__EXERCISE DETAILS__. Identify the lines that contain the word "smoothed", then copy them.
━━━━━ EXCERPTED RECORDS
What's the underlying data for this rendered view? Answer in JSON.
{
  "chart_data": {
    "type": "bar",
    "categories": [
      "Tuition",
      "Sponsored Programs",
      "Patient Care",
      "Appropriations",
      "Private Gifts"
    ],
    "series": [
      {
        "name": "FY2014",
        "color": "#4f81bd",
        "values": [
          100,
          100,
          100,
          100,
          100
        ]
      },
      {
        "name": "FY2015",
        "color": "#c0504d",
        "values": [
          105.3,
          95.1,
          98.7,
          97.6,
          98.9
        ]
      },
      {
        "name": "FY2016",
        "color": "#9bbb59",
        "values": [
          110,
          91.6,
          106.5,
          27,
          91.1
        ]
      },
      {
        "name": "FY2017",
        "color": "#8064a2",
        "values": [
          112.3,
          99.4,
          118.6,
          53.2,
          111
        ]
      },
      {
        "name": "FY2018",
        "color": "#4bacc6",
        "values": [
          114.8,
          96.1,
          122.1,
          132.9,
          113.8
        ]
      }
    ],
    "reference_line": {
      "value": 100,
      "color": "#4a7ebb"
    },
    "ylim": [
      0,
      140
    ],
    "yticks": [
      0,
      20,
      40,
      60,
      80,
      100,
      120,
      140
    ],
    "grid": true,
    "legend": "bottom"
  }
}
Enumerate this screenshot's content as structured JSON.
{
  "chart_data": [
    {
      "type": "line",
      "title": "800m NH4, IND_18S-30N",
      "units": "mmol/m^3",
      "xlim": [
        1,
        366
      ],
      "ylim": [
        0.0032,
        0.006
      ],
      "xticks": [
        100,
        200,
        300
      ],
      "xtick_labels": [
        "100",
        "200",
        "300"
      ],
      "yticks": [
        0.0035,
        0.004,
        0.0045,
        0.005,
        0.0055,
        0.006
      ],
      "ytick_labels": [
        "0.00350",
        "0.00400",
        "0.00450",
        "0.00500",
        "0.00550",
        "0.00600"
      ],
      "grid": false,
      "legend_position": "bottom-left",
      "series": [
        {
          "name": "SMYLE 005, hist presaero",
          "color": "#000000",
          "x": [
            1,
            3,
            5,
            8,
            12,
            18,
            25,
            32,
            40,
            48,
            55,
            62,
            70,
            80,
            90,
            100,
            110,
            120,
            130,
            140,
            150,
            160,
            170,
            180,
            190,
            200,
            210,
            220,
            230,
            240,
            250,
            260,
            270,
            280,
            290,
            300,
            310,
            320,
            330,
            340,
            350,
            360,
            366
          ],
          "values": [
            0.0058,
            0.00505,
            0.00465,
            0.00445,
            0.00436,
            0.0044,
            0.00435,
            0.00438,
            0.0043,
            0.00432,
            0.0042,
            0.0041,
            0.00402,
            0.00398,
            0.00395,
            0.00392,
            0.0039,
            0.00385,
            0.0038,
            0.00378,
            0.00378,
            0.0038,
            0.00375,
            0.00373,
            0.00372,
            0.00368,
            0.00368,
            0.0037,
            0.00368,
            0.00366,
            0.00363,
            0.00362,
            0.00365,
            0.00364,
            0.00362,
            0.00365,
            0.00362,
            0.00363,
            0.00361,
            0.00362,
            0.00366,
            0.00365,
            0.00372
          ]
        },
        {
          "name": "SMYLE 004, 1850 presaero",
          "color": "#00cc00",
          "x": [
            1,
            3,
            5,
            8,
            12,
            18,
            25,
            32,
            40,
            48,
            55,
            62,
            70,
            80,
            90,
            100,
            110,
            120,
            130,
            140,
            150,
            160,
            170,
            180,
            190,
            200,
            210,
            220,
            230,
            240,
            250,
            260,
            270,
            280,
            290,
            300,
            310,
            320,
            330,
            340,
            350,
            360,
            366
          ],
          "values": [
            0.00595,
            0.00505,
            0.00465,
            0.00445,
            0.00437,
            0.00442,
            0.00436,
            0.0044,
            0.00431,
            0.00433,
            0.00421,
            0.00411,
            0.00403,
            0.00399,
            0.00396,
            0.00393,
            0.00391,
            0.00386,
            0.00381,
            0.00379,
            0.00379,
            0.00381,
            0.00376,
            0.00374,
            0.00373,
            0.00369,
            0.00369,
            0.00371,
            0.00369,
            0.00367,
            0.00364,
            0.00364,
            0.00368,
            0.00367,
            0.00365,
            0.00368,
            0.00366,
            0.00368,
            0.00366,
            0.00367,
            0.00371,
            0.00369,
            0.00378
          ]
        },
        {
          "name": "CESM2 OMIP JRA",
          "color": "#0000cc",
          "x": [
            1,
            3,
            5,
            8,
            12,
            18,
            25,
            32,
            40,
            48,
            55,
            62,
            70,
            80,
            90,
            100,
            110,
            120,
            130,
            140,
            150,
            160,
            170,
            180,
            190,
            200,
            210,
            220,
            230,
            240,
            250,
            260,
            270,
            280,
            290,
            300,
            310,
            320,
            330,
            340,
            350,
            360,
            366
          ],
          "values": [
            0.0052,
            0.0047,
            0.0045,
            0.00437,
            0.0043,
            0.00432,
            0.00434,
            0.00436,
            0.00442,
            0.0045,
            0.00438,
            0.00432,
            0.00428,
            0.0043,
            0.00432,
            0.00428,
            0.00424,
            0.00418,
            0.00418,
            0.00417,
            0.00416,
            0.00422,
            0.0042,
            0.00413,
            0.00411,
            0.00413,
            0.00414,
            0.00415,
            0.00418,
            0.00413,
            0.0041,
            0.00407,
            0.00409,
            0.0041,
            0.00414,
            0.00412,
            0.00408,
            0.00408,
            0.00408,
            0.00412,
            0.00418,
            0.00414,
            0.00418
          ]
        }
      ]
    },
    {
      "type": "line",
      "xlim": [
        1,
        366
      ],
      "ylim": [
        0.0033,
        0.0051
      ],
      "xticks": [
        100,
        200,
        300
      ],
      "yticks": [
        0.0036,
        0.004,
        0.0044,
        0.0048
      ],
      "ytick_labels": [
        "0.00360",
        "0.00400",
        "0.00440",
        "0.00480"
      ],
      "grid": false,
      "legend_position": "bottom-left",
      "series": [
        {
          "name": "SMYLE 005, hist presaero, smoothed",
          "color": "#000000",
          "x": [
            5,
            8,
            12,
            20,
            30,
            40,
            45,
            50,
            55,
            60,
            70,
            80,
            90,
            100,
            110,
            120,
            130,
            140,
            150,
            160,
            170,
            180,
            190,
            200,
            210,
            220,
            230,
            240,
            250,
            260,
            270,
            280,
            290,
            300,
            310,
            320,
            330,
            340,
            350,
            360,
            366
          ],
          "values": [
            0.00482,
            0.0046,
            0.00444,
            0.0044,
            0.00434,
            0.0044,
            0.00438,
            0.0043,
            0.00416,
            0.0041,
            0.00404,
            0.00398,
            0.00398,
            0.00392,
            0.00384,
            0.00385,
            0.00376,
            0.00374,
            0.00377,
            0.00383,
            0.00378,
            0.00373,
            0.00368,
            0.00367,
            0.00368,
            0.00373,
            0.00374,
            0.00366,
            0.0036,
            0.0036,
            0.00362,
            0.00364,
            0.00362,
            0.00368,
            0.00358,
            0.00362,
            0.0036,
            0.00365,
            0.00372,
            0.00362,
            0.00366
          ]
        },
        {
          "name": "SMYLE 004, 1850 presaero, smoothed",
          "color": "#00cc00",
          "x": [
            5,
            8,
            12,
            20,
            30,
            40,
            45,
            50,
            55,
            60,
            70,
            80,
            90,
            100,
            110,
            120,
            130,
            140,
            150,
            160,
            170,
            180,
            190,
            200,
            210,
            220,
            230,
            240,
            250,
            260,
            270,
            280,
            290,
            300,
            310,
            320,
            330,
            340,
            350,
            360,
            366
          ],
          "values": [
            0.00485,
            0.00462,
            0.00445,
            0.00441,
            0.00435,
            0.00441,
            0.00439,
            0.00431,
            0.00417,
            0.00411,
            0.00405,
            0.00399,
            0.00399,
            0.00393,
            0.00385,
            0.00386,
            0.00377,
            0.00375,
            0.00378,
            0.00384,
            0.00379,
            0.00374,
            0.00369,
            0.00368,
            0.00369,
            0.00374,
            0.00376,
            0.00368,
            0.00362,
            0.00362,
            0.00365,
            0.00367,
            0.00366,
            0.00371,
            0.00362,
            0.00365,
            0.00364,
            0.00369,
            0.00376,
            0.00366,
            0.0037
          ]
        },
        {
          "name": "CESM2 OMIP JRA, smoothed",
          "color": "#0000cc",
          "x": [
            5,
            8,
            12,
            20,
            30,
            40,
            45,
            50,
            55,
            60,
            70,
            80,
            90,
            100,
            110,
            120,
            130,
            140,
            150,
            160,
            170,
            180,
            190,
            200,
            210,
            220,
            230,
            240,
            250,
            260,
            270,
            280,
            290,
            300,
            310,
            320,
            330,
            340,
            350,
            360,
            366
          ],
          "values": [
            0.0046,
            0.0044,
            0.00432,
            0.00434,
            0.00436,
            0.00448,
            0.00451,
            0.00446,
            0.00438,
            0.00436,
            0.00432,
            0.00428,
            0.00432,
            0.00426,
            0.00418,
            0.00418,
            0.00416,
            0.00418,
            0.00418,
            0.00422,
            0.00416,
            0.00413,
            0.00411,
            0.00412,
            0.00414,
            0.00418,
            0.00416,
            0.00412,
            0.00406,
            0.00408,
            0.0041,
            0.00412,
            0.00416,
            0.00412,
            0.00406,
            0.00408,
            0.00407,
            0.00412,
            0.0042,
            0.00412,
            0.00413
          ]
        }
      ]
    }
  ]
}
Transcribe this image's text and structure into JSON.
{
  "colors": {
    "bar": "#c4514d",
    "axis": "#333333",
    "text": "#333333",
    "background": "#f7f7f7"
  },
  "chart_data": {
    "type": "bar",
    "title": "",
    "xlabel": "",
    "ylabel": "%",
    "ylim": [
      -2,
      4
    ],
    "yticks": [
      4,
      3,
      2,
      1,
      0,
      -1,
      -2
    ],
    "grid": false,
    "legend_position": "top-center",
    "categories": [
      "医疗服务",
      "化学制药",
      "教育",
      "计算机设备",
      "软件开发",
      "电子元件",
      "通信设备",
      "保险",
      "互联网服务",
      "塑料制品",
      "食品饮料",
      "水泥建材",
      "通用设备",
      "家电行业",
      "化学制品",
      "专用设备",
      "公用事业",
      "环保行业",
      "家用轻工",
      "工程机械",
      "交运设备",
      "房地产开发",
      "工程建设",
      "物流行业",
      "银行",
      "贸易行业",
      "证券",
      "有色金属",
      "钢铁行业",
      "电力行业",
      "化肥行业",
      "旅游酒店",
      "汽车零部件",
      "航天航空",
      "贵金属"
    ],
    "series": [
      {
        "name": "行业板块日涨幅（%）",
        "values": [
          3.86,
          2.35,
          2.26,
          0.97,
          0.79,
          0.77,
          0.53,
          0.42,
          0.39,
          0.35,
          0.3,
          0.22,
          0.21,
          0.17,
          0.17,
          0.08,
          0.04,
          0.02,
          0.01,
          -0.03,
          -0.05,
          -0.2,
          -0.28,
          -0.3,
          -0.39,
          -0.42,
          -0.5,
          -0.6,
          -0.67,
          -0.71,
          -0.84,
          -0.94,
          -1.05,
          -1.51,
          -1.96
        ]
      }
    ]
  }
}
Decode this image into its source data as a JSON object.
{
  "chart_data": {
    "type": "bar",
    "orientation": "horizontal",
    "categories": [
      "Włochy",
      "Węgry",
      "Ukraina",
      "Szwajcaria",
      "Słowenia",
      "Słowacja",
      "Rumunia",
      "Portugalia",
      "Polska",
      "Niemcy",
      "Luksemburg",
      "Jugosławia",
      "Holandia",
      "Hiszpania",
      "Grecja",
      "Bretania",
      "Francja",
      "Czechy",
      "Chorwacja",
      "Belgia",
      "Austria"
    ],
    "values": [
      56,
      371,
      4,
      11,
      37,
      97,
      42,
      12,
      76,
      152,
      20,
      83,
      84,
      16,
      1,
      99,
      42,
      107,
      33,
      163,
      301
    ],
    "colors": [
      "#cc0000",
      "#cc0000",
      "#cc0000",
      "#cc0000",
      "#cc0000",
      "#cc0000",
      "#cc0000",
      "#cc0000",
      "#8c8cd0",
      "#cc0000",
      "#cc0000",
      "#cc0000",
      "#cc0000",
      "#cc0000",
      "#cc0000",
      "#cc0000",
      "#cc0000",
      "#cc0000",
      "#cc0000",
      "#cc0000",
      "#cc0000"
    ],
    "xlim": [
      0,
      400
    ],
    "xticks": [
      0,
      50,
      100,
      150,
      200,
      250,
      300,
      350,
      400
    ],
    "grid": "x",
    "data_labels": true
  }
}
━━━━━━━━━━
__OUTPUT OF THE EXERCISE__.
          "name": "SMYLE 005, hist presaero, smoothed",
          "name": "SMYLE 004, 1850 presaero, smoothed",
          "name": "CESM2 OMIP JRA, smoothed",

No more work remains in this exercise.